AIM OF THE TASK » Your task is to repeat the listing exactly.

INFORMATION SHOWN »
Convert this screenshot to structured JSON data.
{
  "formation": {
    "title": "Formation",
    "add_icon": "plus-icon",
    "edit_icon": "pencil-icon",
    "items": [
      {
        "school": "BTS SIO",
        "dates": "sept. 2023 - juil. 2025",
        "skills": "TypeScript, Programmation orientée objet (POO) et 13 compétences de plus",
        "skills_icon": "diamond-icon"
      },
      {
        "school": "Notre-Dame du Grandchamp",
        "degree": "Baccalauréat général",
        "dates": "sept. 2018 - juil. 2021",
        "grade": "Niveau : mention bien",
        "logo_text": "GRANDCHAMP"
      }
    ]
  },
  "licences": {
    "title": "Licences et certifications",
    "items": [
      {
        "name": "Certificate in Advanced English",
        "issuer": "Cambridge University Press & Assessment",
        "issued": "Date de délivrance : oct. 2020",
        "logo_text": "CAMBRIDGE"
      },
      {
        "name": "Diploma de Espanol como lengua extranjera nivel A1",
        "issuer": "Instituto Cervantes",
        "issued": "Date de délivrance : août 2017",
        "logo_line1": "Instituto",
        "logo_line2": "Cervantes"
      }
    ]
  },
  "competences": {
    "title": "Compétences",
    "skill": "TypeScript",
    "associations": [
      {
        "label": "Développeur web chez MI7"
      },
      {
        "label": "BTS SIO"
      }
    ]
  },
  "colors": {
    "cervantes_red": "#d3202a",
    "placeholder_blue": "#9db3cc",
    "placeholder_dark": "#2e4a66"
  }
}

FINAL ANSWER »
Convert this screenshot to structured JSON data.
{
  "formation": {
    "title": "Formation",
    "add_icon": "plus-icon",
    "edit_icon": "pencil-icon",
    "items": [
      {
        "school": "BTS SIO",
        "dates": "sept. 2023 - juil. 2025",
        "skills": "TypeScript, Programmation orientée objet (POO) et 13 compétences de plus",
        "skills_icon": "diamond-icon"
      },
      {
        "school": "Notre-Dame du Grandchamp",
        "degree": "Baccalauréat général",
        "dates": "sept. 2018 - juil. 2021",
        "grade": "Niveau : mention bien",
        "logo_text": "GRANDCHAMP"
      }
    ]
  },
  "licences": {
    "title": "Licences et certifications",
    "items": [
      {
        "name": "Certificate in Advanced English",
        "issuer": "Cambridge University Press & Assessment",
        "issued": "Date de délivrance : oct. 2020",
        "logo_text": "CAMBRIDGE"
      },
      {
        "name": "Diploma de Espanol como lengua extranjera nivel A1",
        "issuer": "Instituto Cervantes",
        "issued": "Date de délivrance : août 2017",
        "logo_line1": "Instituto",
        "logo_line2": "Cervantes"
      }
    ]
  },
  "competences": {
    "title": "Compétences",
    "skill": "TypeScript",
    "associations": [
      {
        "label": "Développeur web chez MI7"
      },
      {
        "label": "BTS SIO"
      }
    ]
  },
  "colors": {
    "cervantes_red": "#d3202a",
    "placeholder_blue": "#9db3cc",
    "placeholder_dark": "#2e4a66"
  }
}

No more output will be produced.